• _What is expected_:
How many lines hold the string "Global"? Give only the number.

**** Data ****

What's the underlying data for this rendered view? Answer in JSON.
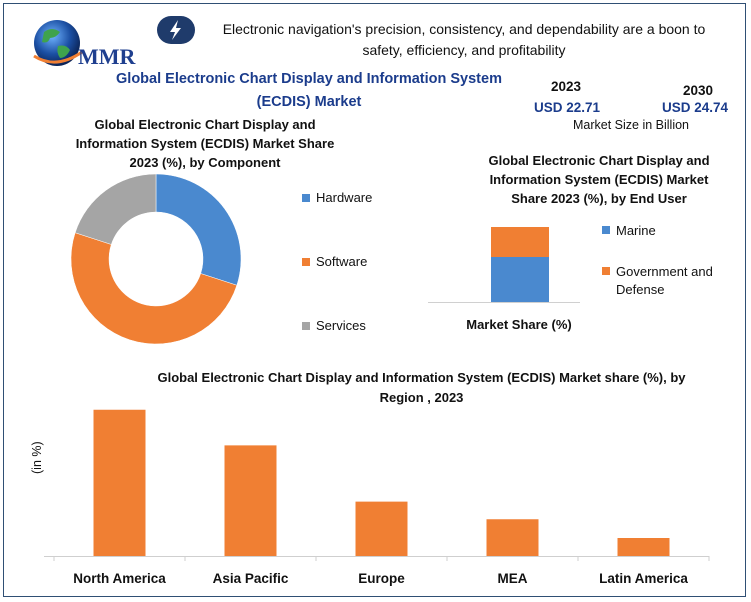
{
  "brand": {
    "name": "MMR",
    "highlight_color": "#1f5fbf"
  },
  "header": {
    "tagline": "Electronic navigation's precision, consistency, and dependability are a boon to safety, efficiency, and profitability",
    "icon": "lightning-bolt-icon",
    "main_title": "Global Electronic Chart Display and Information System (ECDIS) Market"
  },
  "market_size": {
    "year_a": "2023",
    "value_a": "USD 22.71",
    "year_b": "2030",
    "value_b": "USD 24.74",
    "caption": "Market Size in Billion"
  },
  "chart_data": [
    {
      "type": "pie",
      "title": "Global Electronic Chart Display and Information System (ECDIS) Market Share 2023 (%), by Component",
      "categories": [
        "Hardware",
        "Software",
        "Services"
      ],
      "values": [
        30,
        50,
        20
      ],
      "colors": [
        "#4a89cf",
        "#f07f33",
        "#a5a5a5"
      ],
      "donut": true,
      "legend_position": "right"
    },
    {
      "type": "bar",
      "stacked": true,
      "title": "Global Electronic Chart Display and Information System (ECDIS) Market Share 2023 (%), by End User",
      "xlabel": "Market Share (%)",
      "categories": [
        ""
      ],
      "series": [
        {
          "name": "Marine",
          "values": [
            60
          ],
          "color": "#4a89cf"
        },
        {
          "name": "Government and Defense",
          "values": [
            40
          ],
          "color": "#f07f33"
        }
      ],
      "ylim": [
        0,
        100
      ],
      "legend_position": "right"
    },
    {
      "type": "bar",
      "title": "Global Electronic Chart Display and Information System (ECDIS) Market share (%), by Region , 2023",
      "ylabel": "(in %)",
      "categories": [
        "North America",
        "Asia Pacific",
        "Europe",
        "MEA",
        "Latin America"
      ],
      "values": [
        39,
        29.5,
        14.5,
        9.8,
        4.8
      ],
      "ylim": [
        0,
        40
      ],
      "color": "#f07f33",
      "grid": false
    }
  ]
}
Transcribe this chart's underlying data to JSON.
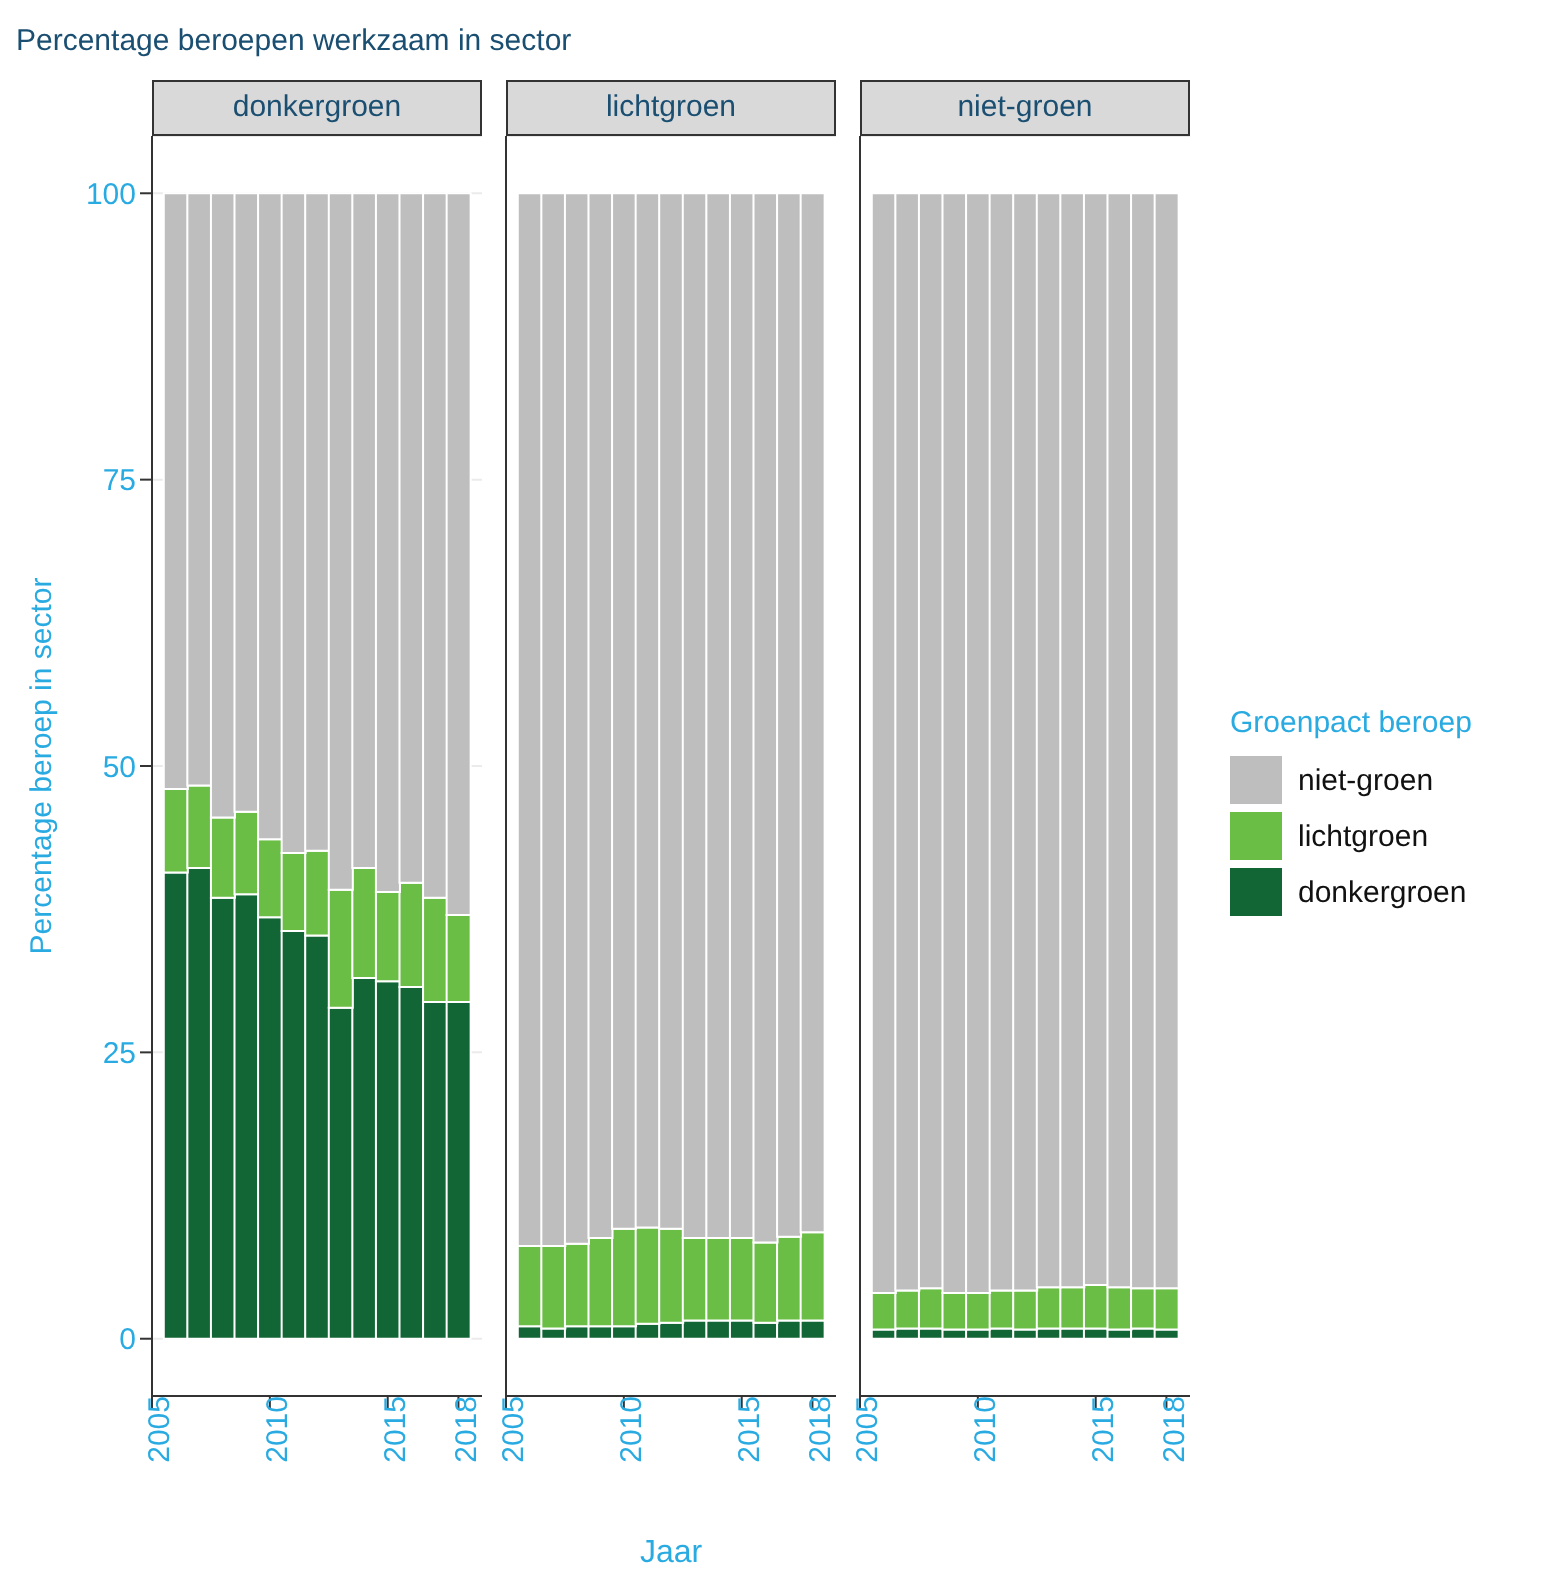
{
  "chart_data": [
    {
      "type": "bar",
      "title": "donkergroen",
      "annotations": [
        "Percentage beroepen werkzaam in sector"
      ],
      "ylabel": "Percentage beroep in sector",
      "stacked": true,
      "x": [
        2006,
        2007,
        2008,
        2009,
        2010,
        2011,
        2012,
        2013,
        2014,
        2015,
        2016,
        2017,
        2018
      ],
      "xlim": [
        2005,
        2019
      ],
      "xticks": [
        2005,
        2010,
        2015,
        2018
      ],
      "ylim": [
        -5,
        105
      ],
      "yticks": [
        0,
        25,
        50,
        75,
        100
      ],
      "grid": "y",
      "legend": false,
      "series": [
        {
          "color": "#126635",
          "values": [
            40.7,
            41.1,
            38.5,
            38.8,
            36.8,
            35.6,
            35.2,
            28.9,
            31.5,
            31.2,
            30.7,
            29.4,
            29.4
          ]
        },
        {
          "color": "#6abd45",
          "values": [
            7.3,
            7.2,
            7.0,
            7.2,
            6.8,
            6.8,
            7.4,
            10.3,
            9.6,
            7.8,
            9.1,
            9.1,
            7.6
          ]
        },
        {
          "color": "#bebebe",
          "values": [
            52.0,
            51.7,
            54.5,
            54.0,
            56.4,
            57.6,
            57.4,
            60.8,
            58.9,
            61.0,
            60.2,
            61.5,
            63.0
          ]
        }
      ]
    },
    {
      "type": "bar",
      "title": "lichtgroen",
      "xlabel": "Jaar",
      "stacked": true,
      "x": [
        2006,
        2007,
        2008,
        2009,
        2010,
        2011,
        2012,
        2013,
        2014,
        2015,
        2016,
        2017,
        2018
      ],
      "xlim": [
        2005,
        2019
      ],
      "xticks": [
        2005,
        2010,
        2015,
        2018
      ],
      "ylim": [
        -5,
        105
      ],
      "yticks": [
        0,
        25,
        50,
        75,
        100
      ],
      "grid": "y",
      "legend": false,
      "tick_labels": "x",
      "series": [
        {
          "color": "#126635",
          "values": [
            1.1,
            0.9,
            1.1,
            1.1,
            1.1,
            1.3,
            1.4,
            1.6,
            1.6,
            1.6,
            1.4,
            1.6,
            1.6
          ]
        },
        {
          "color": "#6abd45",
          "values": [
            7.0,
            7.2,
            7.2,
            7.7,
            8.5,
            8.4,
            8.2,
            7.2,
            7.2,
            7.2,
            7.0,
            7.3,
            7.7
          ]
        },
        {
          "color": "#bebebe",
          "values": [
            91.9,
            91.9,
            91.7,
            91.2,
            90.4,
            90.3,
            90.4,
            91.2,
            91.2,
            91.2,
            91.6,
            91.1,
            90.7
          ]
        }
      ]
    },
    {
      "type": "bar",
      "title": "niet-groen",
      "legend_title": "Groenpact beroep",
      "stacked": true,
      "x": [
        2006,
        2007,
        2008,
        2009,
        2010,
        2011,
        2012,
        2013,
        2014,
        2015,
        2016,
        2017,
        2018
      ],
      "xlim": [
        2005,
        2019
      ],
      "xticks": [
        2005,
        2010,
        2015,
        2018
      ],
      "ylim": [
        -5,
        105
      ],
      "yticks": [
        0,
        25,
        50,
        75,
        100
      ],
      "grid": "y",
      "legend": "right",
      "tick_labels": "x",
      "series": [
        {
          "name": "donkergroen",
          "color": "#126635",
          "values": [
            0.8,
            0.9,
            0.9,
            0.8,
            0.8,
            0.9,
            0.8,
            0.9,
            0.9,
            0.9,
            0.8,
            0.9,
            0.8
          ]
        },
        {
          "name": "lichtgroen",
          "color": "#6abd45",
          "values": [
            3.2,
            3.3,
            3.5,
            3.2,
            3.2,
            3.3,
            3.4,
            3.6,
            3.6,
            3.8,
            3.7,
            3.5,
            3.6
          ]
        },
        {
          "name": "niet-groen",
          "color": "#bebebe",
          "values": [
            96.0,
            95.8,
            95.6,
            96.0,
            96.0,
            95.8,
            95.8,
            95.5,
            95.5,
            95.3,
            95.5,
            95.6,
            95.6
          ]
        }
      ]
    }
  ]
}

****
**** Data ****

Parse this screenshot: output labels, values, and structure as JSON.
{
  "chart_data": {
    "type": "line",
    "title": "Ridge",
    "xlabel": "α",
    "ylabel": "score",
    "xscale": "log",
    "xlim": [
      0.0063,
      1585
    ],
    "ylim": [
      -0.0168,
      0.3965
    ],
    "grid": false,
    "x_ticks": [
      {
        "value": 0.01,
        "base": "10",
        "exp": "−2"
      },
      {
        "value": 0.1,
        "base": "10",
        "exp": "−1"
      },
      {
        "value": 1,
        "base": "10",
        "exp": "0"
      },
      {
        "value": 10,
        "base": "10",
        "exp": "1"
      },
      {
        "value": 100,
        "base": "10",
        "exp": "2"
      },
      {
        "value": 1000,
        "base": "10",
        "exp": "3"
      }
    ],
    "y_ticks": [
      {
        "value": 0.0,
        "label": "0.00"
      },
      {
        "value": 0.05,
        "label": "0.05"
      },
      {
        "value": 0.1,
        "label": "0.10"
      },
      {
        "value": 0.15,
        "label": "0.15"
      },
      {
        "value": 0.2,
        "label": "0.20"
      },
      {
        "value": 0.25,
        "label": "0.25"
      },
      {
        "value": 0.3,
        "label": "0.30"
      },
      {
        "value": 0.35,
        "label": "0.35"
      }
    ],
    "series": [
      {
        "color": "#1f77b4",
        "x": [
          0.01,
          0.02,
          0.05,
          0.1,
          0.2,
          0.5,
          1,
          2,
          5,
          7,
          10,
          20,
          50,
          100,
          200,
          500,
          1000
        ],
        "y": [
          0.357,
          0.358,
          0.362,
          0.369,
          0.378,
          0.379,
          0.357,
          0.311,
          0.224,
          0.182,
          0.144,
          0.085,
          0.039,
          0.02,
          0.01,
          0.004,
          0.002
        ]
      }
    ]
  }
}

****

• _Solution to the problem_:
4